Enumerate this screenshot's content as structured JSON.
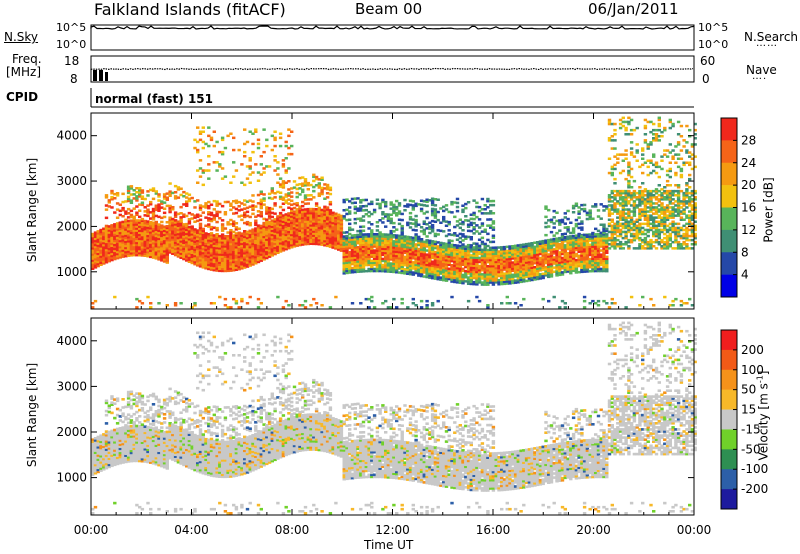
{
  "header": {
    "station": "Falkland Islands (fitACF)",
    "beam": "Beam 00",
    "date": "06/Jan/2011"
  },
  "panels": {
    "nsky_label": "N.Sky",
    "nsearch_label": "N.Search",
    "freq_label_1": "Freq.",
    "freq_label_2": "[MHz]",
    "nave_label": "Nave",
    "cpid_label": "CPID",
    "cpid_value": "normal (fast) 151",
    "left_ticks_top": [
      "10^5",
      "10^0"
    ],
    "right_ticks_top": [
      "10^5",
      "10^0"
    ],
    "freq_ticks": [
      "18",
      "8"
    ],
    "nave_ticks": [
      "60",
      "0"
    ]
  },
  "colors": {
    "power": [
      "#0000e6",
      "#2548a8",
      "#3f8f74",
      "#58b45a",
      "#f2c10f",
      "#f59a11",
      "#f56418",
      "#f0281c"
    ],
    "velocity": [
      "#f01e1e",
      "#f25a17",
      "#f5921a",
      "#f7b829",
      "#c8c8c8",
      "#70d12a",
      "#2e8f52",
      "#2c5fa8",
      "#1d1a9e"
    ]
  },
  "chart_data": [
    {
      "type": "heatmap",
      "name": "power",
      "xlabel": "Time UT",
      "ylabel": "Slant Range [km]",
      "x_ticks": [
        "00:00",
        "04:00",
        "08:00",
        "12:00",
        "16:00",
        "20:00",
        "00:00"
      ],
      "x_range_hours": [
        0,
        24
      ],
      "y_ticks": [
        1000,
        2000,
        3000,
        4000
      ],
      "y_range": [
        180,
        4500
      ],
      "colorbar_label": "Power [dB]",
      "colorbar_ticks": [
        "4",
        "8",
        "12",
        "16",
        "20",
        "24",
        "28"
      ],
      "colorbar_range": [
        0,
        32
      ]
    },
    {
      "type": "heatmap",
      "name": "velocity",
      "xlabel": "Time UT",
      "ylabel": "Slant Range [km]",
      "x_ticks": [
        "00:00",
        "04:00",
        "08:00",
        "12:00",
        "16:00",
        "20:00",
        "00:00"
      ],
      "x_range_hours": [
        0,
        24
      ],
      "y_ticks": [
        1000,
        2000,
        3000,
        4000
      ],
      "y_range": [
        180,
        4500
      ],
      "colorbar_label": "Velocity [m s",
      "colorbar_label_sup": "-1",
      "colorbar_label_end": "]",
      "colorbar_ticks": [
        "200",
        "100",
        "50",
        "15",
        "-15",
        "-50",
        "-100",
        "-200"
      ],
      "colorbar_range": [
        -250,
        250
      ]
    }
  ]
}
=-=-=
Your task is to reproduce all of the material exactly. The pictures stay out.

## The output
Enumerate this screenshot's content as structured JSON.
{
  "header": {
    "station": "Falkland Islands (fitACF)",
    "beam": "Beam 00",
    "date": "06/Jan/2011"
  },
  "panels": {
    "nsky_label": "N.Sky",
    "nsearch_label": "N.Search",
    "freq_label_1": "Freq.",
    "freq_label_2": "[MHz]",
    "nave_label": "Nave",
    "cpid_label": "CPID",
    "cpid_value": "normal (fast) 151",
    "left_ticks_top": [
      "10^5",
      "10^0"
    ],
    "right_ticks_top": [
      "10^5",
      "10^0"
    ],
    "freq_ticks": [
      "18",
      "8"
    ],
    "nave_ticks": [
      "60",
      "0"
    ]
  },
  "colors": {
    "power": [
      "#0000e6",
      "#2548a8",
      "#3f8f74",
      "#58b45a",
      "#f2c10f",
      "#f59a11",
      "#f56418",
      "#f0281c"
    ],
    "velocity": [
      "#f01e1e",
      "#f25a17",
      "#f5921a",
      "#f7b829",
      "#c8c8c8",
      "#70d12a",
      "#2e8f52",
      "#2c5fa8",
      "#1d1a9e"
    ]
  },
  "chart_data": [
    {
      "type": "heatmap",
      "name": "power",
      "xlabel": "Time UT",
      "ylabel": "Slant Range [km]",
      "x_ticks": [
        "00:00",
        "04:00",
        "08:00",
        "12:00",
        "16:00",
        "20:00",
        "00:00"
      ],
      "x_range_hours": [
        0,
        24
      ],
      "y_ticks": [
        1000,
        2000,
        3000,
        4000
      ],
      "y_range": [
        180,
        4500
      ],
      "colorbar_label": "Power [dB]",
      "colorbar_ticks": [
        "4",
        "8",
        "12",
        "16",
        "20",
        "24",
        "28"
      ],
      "colorbar_range": [
        0,
        32
      ]
    },
    {
      "type": "heatmap",
      "name": "velocity",
      "xlabel": "Time UT",
      "ylabel": "Slant Range [km]",
      "x_ticks": [
        "00:00",
        "04:00",
        "08:00",
        "12:00",
        "16:00",
        "20:00",
        "00:00"
      ],
      "x_range_hours": [
        0,
        24
      ],
      "y_ticks": [
        1000,
        2000,
        3000,
        4000
      ],
      "y_range": [
        180,
        4500
      ],
      "colorbar_label": "Velocity [m s",
      "colorbar_label_sup": "-1",
      "colorbar_label_end": "]",
      "colorbar_ticks": [
        "200",
        "100",
        "50",
        "15",
        "-15",
        "-50",
        "-100",
        "-200"
      ],
      "colorbar_range": [
        -250,
        250
      ]
    }
  ]
}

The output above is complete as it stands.